Your instructions –
Look through the records below and collect all lines that hold the string "with".

Dataset records
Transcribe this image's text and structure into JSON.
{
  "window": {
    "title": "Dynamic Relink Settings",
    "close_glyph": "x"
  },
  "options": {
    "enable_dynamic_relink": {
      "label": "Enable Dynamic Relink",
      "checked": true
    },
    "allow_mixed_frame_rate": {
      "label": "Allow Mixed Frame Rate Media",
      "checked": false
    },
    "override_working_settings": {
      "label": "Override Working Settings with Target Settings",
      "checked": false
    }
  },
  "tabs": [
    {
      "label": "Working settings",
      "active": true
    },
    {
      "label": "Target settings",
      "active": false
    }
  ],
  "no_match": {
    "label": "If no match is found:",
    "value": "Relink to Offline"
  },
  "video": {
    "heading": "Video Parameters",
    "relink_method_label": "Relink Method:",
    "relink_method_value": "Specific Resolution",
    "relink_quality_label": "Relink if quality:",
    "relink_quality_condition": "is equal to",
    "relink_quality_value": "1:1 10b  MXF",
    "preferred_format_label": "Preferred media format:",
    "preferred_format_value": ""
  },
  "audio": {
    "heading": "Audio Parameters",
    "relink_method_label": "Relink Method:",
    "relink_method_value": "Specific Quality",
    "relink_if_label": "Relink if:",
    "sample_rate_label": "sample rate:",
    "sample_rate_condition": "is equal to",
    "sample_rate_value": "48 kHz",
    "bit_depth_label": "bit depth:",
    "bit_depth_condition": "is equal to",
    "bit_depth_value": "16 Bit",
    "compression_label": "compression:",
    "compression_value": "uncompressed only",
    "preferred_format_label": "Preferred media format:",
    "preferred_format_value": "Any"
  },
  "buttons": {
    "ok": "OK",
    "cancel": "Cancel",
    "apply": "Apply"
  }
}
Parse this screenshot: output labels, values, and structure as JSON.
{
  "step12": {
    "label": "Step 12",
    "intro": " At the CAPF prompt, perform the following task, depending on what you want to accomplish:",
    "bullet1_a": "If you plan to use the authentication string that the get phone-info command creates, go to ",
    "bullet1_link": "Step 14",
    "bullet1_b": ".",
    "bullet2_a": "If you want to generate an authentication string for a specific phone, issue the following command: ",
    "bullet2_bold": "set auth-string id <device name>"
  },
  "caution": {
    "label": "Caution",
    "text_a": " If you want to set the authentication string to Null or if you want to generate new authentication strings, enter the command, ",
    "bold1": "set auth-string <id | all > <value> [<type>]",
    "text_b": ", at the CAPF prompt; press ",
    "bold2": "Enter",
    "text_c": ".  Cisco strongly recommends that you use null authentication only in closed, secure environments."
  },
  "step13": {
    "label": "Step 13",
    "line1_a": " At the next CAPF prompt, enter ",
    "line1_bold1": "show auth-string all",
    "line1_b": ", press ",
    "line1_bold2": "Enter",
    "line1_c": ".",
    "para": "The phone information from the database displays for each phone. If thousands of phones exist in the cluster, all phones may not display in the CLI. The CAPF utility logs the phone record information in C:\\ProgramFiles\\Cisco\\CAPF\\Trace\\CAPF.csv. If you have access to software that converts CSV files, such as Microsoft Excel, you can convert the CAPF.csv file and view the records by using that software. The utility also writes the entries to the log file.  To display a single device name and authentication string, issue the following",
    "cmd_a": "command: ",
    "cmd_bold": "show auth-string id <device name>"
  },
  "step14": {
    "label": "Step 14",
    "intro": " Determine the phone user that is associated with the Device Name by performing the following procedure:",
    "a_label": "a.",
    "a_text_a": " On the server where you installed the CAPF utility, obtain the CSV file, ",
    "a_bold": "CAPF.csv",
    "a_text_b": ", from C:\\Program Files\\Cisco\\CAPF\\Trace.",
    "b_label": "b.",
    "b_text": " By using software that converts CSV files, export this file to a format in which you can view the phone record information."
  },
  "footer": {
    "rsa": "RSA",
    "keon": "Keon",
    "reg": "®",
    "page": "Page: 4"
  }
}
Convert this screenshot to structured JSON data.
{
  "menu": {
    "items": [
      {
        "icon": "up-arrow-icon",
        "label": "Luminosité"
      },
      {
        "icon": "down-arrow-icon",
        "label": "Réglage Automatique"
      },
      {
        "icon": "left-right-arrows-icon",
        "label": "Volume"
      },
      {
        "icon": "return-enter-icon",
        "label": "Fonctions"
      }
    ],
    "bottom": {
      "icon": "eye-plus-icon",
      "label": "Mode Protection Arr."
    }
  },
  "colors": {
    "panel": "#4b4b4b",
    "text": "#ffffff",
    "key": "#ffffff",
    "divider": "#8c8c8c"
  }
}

Response –
      "label": "Override Working Settings with Target Settings",
    "intro": " Determine the phone user that is associated with the Device Name by performing the following procedure:",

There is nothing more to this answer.